## Given problem
Copy the material below word for word, from its first line through the line that contains "content-tabs (0, 512, 486, 560)", and stop there.

## Records to process

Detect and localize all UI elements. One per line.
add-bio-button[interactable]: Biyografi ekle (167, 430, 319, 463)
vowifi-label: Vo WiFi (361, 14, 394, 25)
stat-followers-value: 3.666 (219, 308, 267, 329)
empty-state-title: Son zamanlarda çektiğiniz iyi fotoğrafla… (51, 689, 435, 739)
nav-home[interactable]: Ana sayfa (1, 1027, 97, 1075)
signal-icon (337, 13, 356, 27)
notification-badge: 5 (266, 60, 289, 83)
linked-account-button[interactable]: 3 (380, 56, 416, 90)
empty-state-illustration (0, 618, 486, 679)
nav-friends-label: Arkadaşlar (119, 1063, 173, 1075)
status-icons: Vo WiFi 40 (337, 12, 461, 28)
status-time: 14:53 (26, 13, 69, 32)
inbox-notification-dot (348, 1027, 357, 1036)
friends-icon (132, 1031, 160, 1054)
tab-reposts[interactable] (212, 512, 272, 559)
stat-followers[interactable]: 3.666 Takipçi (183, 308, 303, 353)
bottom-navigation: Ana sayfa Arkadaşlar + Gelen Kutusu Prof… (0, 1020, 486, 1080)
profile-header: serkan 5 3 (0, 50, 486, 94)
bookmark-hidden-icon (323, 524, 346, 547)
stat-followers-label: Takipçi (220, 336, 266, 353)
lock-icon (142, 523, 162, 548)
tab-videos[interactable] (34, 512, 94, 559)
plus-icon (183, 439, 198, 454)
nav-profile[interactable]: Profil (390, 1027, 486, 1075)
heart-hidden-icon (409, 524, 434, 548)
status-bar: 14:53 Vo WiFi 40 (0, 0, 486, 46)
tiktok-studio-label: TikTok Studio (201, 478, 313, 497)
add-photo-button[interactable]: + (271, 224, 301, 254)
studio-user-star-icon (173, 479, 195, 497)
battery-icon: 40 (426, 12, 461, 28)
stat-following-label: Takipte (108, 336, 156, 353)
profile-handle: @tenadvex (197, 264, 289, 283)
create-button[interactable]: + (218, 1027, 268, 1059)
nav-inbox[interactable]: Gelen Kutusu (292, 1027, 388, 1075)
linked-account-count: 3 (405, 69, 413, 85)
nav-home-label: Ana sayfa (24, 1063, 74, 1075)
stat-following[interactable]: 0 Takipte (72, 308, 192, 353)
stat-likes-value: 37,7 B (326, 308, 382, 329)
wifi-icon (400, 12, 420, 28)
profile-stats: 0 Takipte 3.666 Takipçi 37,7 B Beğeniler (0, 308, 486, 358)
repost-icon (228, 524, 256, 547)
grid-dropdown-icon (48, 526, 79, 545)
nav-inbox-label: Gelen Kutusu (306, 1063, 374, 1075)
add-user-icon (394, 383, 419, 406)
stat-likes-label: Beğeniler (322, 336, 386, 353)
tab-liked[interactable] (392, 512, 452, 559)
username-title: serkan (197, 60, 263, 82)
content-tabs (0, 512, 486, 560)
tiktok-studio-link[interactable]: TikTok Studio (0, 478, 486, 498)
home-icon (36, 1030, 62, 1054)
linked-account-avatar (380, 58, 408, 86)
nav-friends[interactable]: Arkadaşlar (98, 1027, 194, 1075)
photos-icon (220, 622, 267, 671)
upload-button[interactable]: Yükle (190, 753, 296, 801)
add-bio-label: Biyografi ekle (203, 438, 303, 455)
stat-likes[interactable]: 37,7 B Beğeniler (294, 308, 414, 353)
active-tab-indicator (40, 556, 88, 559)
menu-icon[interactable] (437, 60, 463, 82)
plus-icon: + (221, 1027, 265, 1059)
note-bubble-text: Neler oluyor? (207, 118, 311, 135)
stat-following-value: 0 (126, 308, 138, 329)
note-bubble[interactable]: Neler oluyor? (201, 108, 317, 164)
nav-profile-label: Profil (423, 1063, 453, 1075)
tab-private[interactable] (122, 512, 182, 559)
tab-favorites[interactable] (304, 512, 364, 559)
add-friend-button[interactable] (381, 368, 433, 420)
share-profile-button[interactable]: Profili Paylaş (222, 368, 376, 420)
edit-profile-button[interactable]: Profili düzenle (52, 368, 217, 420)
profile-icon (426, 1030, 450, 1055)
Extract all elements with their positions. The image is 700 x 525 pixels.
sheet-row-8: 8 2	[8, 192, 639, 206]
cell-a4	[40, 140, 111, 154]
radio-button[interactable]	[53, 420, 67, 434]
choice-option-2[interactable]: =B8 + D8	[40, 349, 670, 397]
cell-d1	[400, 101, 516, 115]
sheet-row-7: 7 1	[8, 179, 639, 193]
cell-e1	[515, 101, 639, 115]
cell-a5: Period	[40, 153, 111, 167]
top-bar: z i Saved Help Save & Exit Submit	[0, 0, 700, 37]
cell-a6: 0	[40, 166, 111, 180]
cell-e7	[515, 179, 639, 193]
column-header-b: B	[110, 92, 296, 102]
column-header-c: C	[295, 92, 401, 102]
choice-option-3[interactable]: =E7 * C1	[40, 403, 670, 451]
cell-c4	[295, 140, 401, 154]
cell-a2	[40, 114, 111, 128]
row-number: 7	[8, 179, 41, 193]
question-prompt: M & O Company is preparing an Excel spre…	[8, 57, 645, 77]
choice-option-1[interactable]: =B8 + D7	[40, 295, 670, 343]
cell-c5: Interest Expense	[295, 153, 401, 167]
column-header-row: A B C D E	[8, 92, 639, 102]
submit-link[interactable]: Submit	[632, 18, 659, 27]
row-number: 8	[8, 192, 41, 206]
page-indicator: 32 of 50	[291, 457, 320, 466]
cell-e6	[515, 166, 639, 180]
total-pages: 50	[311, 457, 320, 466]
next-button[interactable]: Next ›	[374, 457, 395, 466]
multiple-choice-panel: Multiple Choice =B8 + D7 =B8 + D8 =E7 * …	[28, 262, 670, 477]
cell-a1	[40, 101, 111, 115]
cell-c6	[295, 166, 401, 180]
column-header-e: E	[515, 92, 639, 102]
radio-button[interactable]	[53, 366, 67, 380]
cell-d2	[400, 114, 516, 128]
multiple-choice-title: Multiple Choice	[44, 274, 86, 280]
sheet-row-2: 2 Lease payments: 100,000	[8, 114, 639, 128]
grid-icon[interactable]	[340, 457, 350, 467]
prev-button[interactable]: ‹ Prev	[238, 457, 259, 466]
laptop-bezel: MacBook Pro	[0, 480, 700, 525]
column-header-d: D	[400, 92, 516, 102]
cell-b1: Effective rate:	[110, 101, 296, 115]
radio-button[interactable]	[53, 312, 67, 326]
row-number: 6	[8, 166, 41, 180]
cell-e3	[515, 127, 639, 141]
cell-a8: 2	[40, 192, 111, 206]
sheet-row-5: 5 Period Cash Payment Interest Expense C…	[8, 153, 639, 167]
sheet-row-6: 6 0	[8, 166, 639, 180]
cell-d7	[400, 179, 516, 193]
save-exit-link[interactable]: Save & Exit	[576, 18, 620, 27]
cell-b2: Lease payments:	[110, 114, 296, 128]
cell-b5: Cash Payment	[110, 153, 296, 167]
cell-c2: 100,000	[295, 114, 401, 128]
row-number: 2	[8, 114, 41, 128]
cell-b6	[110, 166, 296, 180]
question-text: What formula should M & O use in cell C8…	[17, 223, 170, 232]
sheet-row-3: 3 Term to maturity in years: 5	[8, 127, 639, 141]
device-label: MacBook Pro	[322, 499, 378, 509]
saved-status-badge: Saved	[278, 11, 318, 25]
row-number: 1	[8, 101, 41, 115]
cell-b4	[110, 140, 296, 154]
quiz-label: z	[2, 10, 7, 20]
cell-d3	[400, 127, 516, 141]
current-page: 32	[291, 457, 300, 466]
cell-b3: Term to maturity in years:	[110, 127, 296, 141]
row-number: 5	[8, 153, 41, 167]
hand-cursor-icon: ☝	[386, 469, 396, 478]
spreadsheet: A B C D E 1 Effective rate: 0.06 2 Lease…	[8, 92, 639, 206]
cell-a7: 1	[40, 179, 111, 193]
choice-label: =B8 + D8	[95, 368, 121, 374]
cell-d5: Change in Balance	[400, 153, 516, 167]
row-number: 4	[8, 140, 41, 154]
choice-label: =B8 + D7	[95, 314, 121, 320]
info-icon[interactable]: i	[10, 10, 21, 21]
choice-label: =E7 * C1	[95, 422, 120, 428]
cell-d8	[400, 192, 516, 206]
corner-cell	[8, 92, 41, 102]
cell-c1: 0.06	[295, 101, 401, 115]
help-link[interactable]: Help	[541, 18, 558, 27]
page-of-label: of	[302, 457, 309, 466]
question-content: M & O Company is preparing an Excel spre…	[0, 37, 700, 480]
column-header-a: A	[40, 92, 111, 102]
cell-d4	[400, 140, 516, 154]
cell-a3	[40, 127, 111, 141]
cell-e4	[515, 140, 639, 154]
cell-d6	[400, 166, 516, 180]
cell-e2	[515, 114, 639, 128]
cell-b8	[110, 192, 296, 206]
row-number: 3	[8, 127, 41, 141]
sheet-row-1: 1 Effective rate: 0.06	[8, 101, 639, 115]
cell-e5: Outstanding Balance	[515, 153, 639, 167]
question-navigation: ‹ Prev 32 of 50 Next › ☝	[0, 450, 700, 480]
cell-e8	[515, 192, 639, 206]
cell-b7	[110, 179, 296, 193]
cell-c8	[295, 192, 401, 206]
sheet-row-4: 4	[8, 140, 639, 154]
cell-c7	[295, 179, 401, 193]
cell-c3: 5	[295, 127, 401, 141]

## Solution for this exercise
Detect and localize all UI elements. One per line.
add-bio-button[interactable]: Biyografi ekle (167, 430, 319, 463)
vowifi-label: Vo WiFi (361, 14, 394, 25)
stat-followers-value: 3.666 (219, 308, 267, 329)
empty-state-title: Son zamanlarda çektiğiniz iyi fotoğrafla… (51, 689, 435, 739)
nav-home[interactable]: Ana sayfa (1, 1027, 97, 1075)
signal-icon (337, 13, 356, 27)
notification-badge: 5 (266, 60, 289, 83)
linked-account-button[interactable]: 3 (380, 56, 416, 90)
empty-state-illustration (0, 618, 486, 679)
nav-friends-label: Arkadaşlar (119, 1063, 173, 1075)
status-icons: Vo WiFi 40 (337, 12, 461, 28)
status-time: 14:53 (26, 13, 69, 32)
inbox-notification-dot (348, 1027, 357, 1036)
friends-icon (132, 1031, 160, 1054)
tab-reposts[interactable] (212, 512, 272, 559)
stat-followers[interactable]: 3.666 Takipçi (183, 308, 303, 353)
bottom-navigation: Ana sayfa Arkadaşlar + Gelen Kutusu Prof… (0, 1020, 486, 1080)
profile-header: serkan 5 3 (0, 50, 486, 94)
bookmark-hidden-icon (323, 524, 346, 547)
stat-followers-label: Takipçi (220, 336, 266, 353)
lock-icon (142, 523, 162, 548)
tab-videos[interactable] (34, 512, 94, 559)
plus-icon (183, 439, 198, 454)
nav-profile[interactable]: Profil (390, 1027, 486, 1075)
heart-hidden-icon (409, 524, 434, 548)
status-bar: 14:53 Vo WiFi 40 (0, 0, 486, 46)
tiktok-studio-label: TikTok Studio (201, 478, 313, 497)
add-photo-button[interactable]: + (271, 224, 301, 254)
studio-user-star-icon (173, 479, 195, 497)
battery-icon: 40 (426, 12, 461, 28)
stat-following-label: Takipte (108, 336, 156, 353)
profile-handle: @tenadvex (197, 264, 289, 283)
create-button[interactable]: + (218, 1027, 268, 1059)
nav-inbox[interactable]: Gelen Kutusu (292, 1027, 388, 1075)
linked-account-count: 3 (405, 69, 413, 85)
nav-home-label: Ana sayfa (24, 1063, 74, 1075)
stat-following[interactable]: 0 Takipte (72, 308, 192, 353)
stat-likes-value: 37,7 B (326, 308, 382, 329)
wifi-icon (400, 12, 420, 28)
profile-stats: 0 Takipte 3.666 Takipçi 37,7 B Beğeniler (0, 308, 486, 358)
repost-icon (228, 524, 256, 547)
grid-dropdown-icon (48, 526, 79, 545)
nav-inbox-label: Gelen Kutusu (306, 1063, 374, 1075)
add-user-icon (394, 383, 419, 406)
stat-likes-label: Beğeniler (322, 336, 386, 353)
tab-liked[interactable] (392, 512, 452, 559)
username-title: serkan (197, 60, 263, 82)
content-tabs (0, 512, 486, 560)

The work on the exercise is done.